* Task details *
Extract all lines in the data that contain the word "rates".

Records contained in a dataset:
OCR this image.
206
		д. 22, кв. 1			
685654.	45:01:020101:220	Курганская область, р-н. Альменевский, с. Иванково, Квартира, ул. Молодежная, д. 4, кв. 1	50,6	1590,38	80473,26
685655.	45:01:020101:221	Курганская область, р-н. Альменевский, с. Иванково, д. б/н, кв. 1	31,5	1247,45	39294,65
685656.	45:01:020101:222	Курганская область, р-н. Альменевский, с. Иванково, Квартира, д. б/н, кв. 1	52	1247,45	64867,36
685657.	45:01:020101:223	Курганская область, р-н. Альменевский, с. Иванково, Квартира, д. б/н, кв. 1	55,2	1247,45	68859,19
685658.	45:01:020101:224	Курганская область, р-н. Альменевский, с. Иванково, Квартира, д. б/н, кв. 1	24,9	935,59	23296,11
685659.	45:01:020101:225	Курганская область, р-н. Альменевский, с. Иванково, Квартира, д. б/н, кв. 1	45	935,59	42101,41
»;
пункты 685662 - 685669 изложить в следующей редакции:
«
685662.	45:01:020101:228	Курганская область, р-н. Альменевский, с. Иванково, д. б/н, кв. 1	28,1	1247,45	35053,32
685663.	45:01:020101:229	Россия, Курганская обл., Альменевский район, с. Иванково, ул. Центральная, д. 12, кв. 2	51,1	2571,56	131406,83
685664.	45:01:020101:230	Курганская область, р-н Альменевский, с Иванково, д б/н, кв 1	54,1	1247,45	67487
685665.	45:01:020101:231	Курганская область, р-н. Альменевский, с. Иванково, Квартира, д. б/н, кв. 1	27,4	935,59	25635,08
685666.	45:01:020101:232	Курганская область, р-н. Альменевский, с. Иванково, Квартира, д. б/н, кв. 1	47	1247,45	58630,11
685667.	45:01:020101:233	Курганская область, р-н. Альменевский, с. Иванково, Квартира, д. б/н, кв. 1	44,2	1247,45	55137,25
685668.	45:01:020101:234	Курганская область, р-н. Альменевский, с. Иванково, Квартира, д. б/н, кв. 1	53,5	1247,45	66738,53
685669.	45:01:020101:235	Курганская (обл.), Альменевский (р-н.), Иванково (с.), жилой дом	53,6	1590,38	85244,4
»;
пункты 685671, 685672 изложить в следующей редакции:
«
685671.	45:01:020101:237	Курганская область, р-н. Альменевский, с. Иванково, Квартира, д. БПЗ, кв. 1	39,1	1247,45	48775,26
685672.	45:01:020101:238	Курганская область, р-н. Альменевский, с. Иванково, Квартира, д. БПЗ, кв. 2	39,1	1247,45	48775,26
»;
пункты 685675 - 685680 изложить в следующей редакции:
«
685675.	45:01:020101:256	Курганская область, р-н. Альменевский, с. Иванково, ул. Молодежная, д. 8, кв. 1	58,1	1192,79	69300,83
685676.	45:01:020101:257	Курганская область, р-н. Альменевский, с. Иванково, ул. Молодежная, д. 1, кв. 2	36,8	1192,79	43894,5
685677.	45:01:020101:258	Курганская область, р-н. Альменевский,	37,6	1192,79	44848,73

==

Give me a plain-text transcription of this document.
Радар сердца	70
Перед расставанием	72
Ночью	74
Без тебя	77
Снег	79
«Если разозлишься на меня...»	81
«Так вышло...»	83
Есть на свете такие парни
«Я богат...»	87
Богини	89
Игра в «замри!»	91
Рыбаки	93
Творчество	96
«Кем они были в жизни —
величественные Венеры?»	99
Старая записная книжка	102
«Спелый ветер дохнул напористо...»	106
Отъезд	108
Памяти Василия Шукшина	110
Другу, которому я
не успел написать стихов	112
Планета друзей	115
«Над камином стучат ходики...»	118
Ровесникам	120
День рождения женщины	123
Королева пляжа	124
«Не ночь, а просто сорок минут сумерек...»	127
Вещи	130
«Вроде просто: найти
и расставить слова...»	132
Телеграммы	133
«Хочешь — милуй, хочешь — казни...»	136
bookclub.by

--

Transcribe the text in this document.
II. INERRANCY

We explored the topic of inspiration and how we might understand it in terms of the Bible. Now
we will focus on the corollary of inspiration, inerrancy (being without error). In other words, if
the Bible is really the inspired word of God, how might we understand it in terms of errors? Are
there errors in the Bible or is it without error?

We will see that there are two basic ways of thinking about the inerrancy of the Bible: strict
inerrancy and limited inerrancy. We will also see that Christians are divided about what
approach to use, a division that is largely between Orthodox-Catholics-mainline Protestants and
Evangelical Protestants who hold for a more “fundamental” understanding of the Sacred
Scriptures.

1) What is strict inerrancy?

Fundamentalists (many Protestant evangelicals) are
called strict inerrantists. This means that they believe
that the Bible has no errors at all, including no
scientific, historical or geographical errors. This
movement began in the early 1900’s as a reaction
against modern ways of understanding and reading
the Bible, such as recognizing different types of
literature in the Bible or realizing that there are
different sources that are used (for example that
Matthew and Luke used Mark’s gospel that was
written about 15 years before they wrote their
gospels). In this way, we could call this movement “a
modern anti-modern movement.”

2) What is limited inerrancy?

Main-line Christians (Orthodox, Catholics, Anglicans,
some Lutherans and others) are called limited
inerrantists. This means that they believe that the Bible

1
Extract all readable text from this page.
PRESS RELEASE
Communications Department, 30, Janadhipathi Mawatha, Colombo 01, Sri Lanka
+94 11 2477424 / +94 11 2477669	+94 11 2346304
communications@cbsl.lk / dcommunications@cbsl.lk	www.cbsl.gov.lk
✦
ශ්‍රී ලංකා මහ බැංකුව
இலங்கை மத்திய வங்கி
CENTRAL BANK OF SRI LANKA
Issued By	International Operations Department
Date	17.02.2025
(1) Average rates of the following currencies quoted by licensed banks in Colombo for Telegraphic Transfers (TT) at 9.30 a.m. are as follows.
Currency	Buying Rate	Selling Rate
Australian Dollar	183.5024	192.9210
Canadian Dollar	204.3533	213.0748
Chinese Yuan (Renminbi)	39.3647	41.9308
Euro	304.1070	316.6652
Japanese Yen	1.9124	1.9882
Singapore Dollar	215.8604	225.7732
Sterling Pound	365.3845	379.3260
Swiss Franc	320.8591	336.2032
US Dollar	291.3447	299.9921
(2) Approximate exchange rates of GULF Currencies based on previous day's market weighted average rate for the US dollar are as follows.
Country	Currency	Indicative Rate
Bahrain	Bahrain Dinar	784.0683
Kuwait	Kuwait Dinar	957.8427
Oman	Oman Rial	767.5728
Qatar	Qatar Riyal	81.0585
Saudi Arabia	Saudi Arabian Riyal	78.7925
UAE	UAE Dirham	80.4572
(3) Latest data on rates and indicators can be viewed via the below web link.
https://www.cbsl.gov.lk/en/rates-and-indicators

* Complete response *
(1) Average rates of the following currencies quoted by licensed banks in Colombo for Telegraphic Transfers (TT) at 9.30 a.m. are as follows.
(2) Approximate exchange rates of GULF Currencies based on previous day's market weighted average rate for the US dollar are as follows.
(3) Latest data on rates and indicators can be viewed via the below web link.
https://www.cbsl.gov.lk/en/rates-and-indicators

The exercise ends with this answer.